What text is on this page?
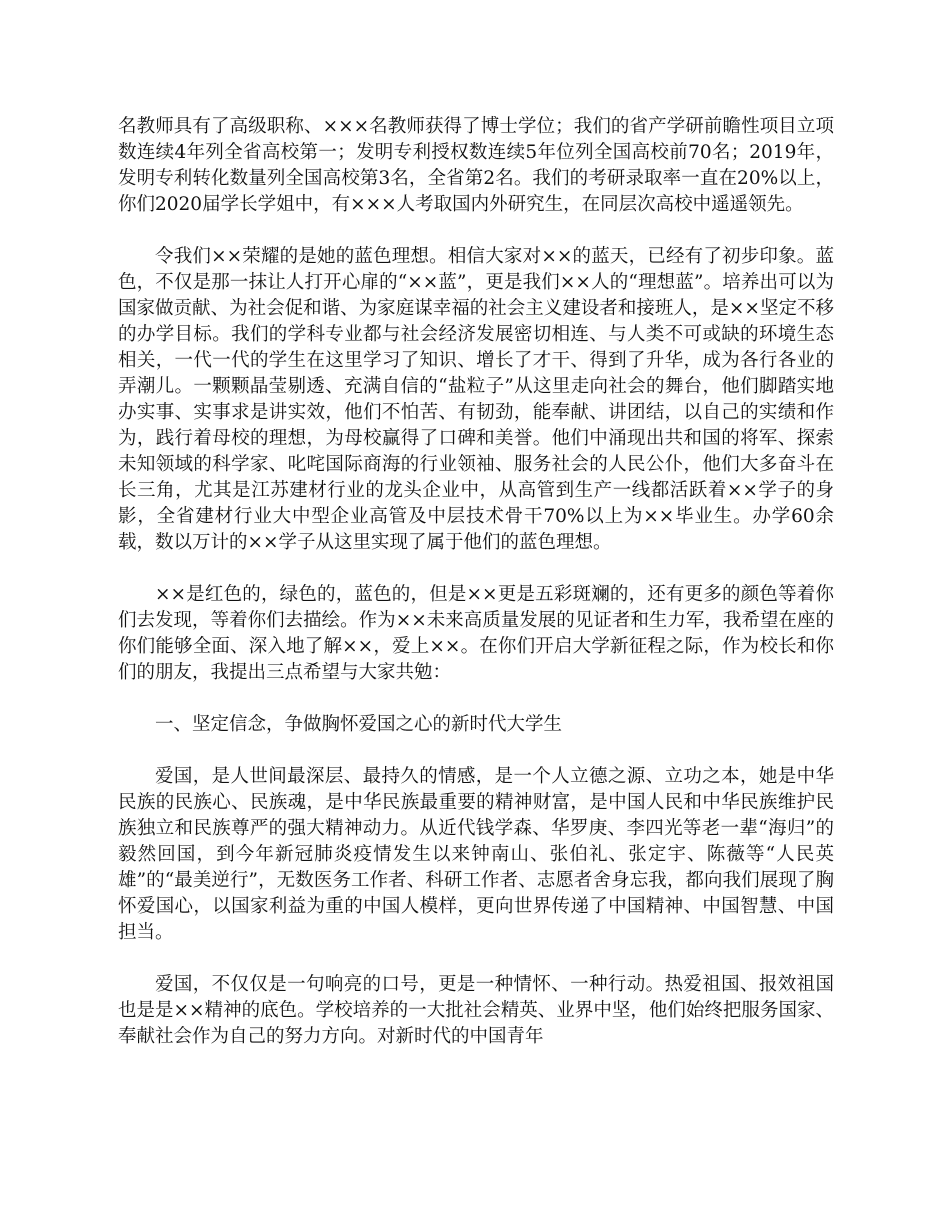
名教师具有了高级职称、×××名教师获得了博士学位；我们的省产学研前瞻性项目立项数连续4年列全省高校第一；发明专利授权数连续5年位列全国高校前70名；2019年，发明专利转化数量列全国高校第3名，全省第2名。我们的考研录取率一直在20%以上，你们2020届学长学姐中，有×××人考取国内外研究生，在同层次高校中遥遥领先。

令我们××荣耀的是她的蓝色理想。相信大家对××的蓝天，已经有了初步印象。蓝色，不仅是那一抹让人打开心扉的“××蓝”，更是我们××人的“理想蓝”。培养出可以为国家做贡献、为社会促和谐、为家庭谋幸福的社会主义建设者和接班人，是××坚定不移的办学目标。我们的学科专业都与社会经济发展密切相连、与人类不可或缺的环境生态相关，一代一代的学生在这里学习了知识、增长了才干、得到了升华，成为各行各业的弄潮儿。一颗颗晶莹剔透、充满自信的“盐粒子”从这里走向社会的舞台，他们脚踏实地办实事、实事求是讲实效，他们不怕苦、有韧劲，能奉献、讲团结，以自己的实绩和作为，践行着母校的理想，为母校赢得了口碑和美誉。他们中涌现出共和国的将军、探索未知领域的科学家、叱咤国际商海的行业领袖、服务社会的人民公仆，他们大多奋斗在长三角，尤其是江苏建材行业的龙头企业中，从高管到生产一线都活跃着××学子的身影，全省建材行业大中型企业高管及中层技术骨干70%以上为××毕业生。办学60余载，数以万计的××学子从这里实现了属于他们的蓝色理想。

××是红色的，绿色的，蓝色的，但是××更是五彩斑斓的，还有更多的颜色等着你们去发现，等着你们去描绘。作为××未来高质量发展的见证者和生力军，我希望在座的你们能够全面、深入地了解××，爱上××。在你们开启大学新征程之际，作为校长和你们的朋友，我提出三点希望与大家共勉：

一、坚定信念，争做胸怀爱国之心的新时代大学生

爱国，是人世间最深层、最持久的情感，是一个人立德之源、立功之本，她是中华民族的民族心、民族魂，是中华民族最重要的精神财富，是中国人民和中华民族维护民族独立和民族尊严的强大精神动力。从近代钱学森、华罗庚、李四光等老一辈“海归”的毅然回国，到今年新冠肺炎疫情发生以来钟南山、张伯礼、张定宇、陈薇等“人民英雄”的“最美逆行”，无数医务工作者、科研工作者、志愿者舍身忘我，都向我们展现了胸怀爱国心，以国家利益为重的中国人模样，更向世界传递了中国精神、中国智慧、中国担当。

爱国，不仅仅是一句响亮的口号，更是一种情怀、一种行动。热爱祖国、报效祖国也是是××精神的底色。学校培养的一大批社会精英、业界中坚，他们始终把服务国家、奉献社会作为自己的努力方向。对新时代的中国青年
──────────
## Exercise aim:
Leave the pictures out and reproduce each record exactly as written.

## Expected output:
What text is on this page?
名教师具有了高级职称、×××名教师获得了博士学位；我们的省产学研前瞻性项目立项数连续4年列全省高校第一；发明专利授权数连续5年位列全国高校前70名；2019年，发明专利转化数量列全国高校第3名，全省第2名。我们的考研录取率一直在20%以上，你们2020届学长学姐中，有×××人考取国内外研究生，在同层次高校中遥遥领先。

令我们××荣耀的是她的蓝色理想。相信大家对××的蓝天，已经有了初步印象。蓝色，不仅是那一抹让人打开心扉的“××蓝”，更是我们××人的“理想蓝”。培养出可以为国家做贡献、为社会促和谐、为家庭谋幸福的社会主义建设者和接班人，是××坚定不移的办学目标。我们的学科专业都与社会经济发展密切相连、与人类不可或缺的环境生态相关，一代一代的学生在这里学习了知识、增长了才干、得到了升华，成为各行各业的弄潮儿。一颗颗晶莹剔透、充满自信的“盐粒子”从这里走向社会的舞台，他们脚踏实地办实事、实事求是讲实效，他们不怕苦、有韧劲，能奉献、讲团结，以自己的实绩和作为，践行着母校的理想，为母校赢得了口碑和美誉。他们中涌现出共和国的将军、探索未知领域的科学家、叱咤国际商海的行业领袖、服务社会的人民公仆，他们大多奋斗在长三角，尤其是江苏建材行业的龙头企业中，从高管到生产一线都活跃着××学子的身影，全省建材行业大中型企业高管及中层技术骨干70%以上为××毕业生。办学60余载，数以万计的××学子从这里实现了属于他们的蓝色理想。

××是红色的，绿色的，蓝色的，但是××更是五彩斑斓的，还有更多的颜色等着你们去发现，等着你们去描绘。作为××未来高质量发展的见证者和生力军，我希望在座的你们能够全面、深入地了解××，爱上××。在你们开启大学新征程之际，作为校长和你们的朋友，我提出三点希望与大家共勉：

一、坚定信念，争做胸怀爱国之心的新时代大学生

爱国，是人世间最深层、最持久的情感，是一个人立德之源、立功之本，她是中华民族的民族心、民族魂，是中华民族最重要的精神财富，是中国人民和中华民族维护民族独立和民族尊严的强大精神动力。从近代钱学森、华罗庚、李四光等老一辈“海归”的毅然回国，到今年新冠肺炎疫情发生以来钟南山、张伯礼、张定宇、陈薇等“人民英雄”的“最美逆行”，无数医务工作者、科研工作者、志愿者舍身忘我，都向我们展现了胸怀爱国心，以国家利益为重的中国人模样，更向世界传递了中国精神、中国智慧、中国担当。

爱国，不仅仅是一句响亮的口号，更是一种情怀、一种行动。热爱祖国、报效祖国也是是××精神的底色。学校培养的一大批社会精英、业界中坚，他们始终把服务国家、奉献社会作为自己的努力方向。对新时代的中国青年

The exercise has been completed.